WORK TO COMPLETE: Which lines hold the word "JSON"? Copy each of them.

MATERIAL FOR THIS TASK:
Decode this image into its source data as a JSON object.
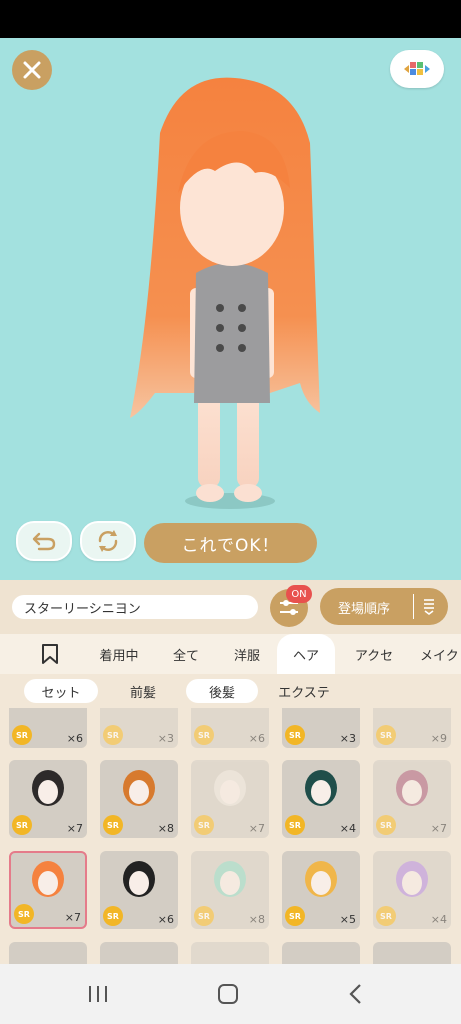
{
  "stage": {
    "ok_label": "これでOK！"
  },
  "toolbar": {
    "item_name": "スターリーシニヨン",
    "filter_badge": "ON",
    "sort_label": "登場順序"
  },
  "tabs": [
    {
      "label": "着用中"
    },
    {
      "label": "全て"
    },
    {
      "label": "洋服"
    },
    {
      "label": "ヘア"
    },
    {
      "label": "アクセ"
    },
    {
      "label": "メイク"
    }
  ],
  "subtabs": [
    {
      "label": "セット"
    },
    {
      "label": "前髪"
    },
    {
      "label": "後髪"
    },
    {
      "label": "エクステ"
    }
  ],
  "grid": {
    "rarity": "SR",
    "row1_counts": [
      "×6",
      "×3",
      "×6",
      "×3",
      "×9"
    ],
    "row2_counts": [
      "×7",
      "×8",
      "×7",
      "×4",
      "×7"
    ],
    "row3_counts": [
      "×7",
      "×6",
      "×8",
      "×5",
      "×4"
    ]
  },
  "colors": {
    "stage_bg": "#a3e1df",
    "accent_gold": "#c9a062",
    "hair_orange": "#f5823f",
    "badge_red": "#e8514e",
    "sr_yellow": "#f2b626"
  }
}
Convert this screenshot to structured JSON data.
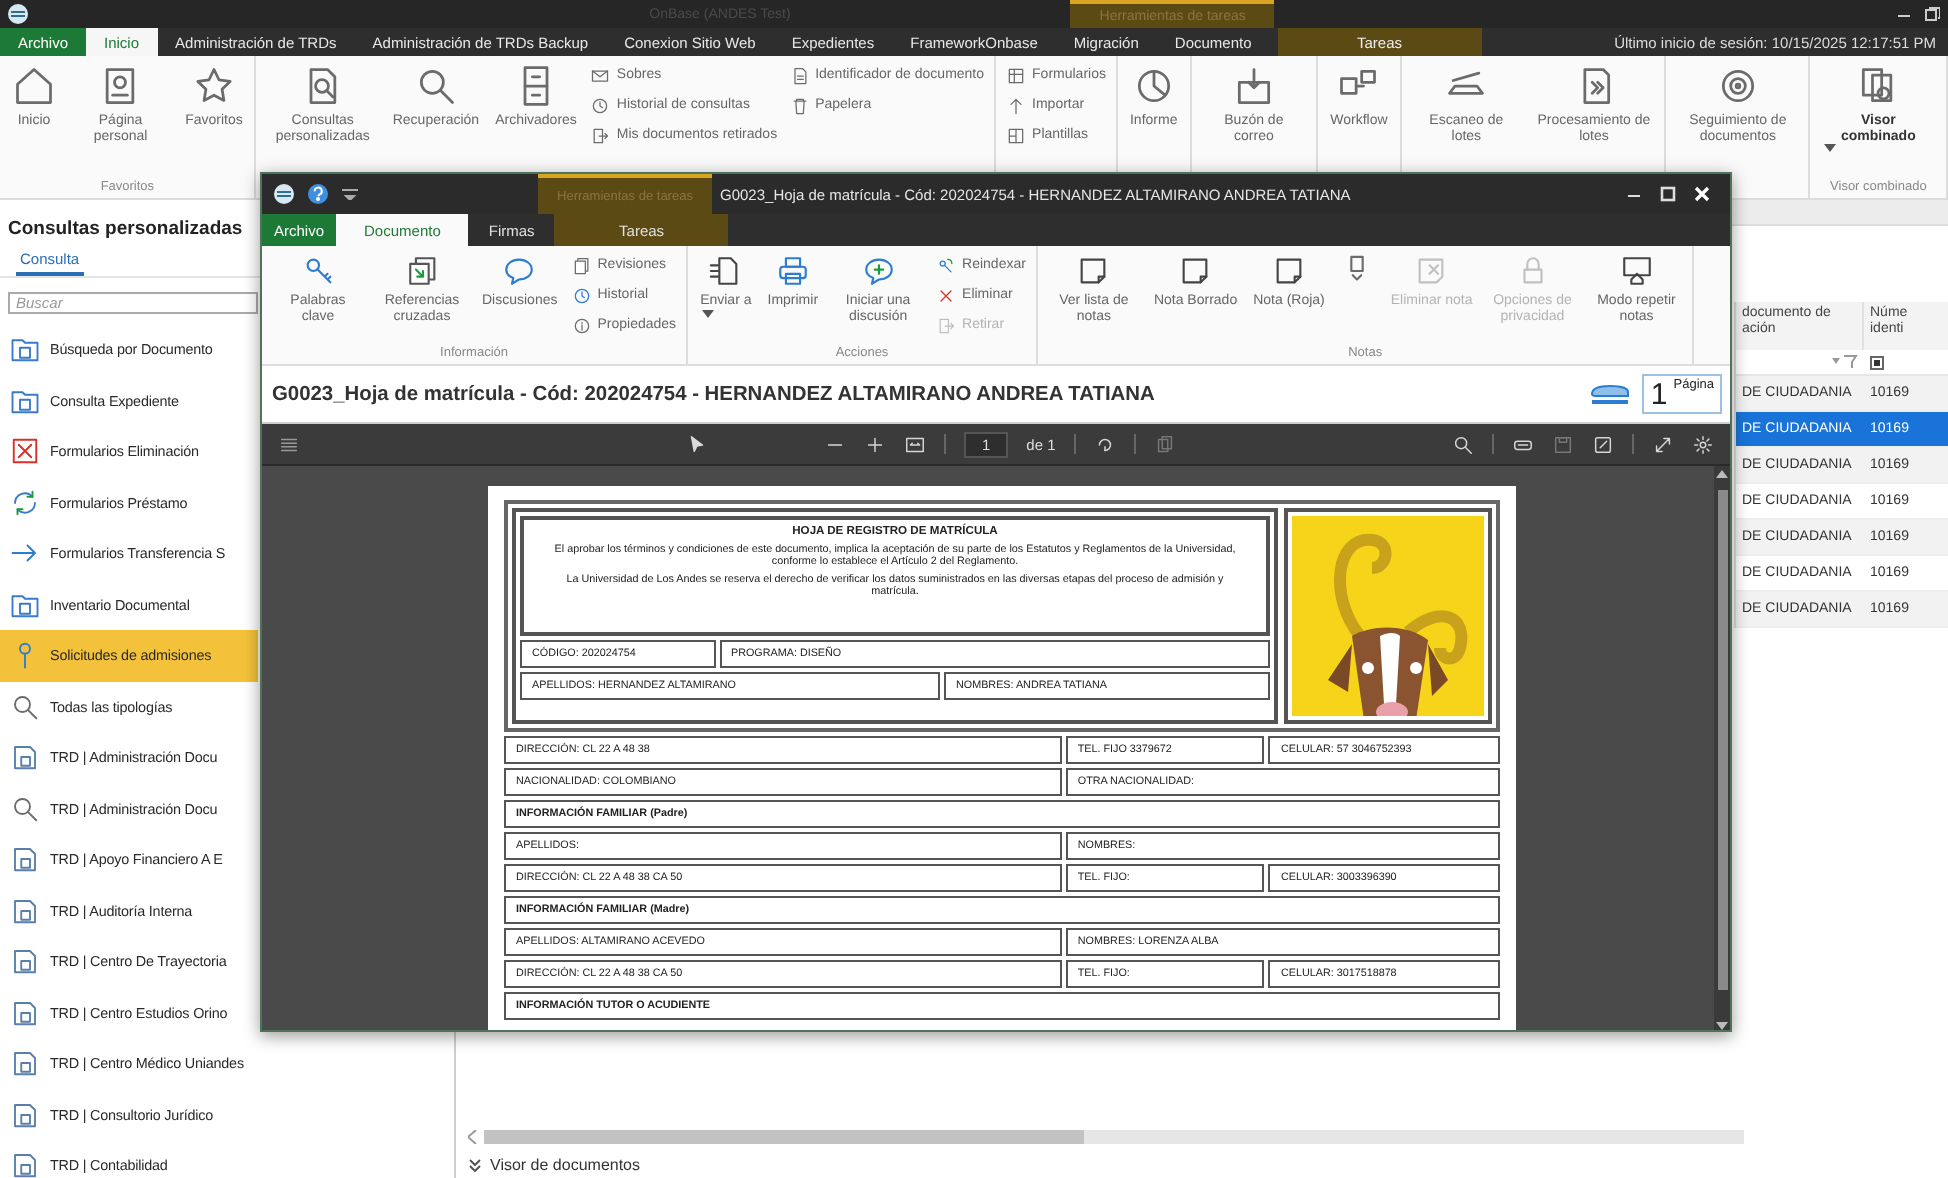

RIGHT ANSWER:
Decode this image into its source data as a JSON object.
Convert this screenshot to structured JSON data.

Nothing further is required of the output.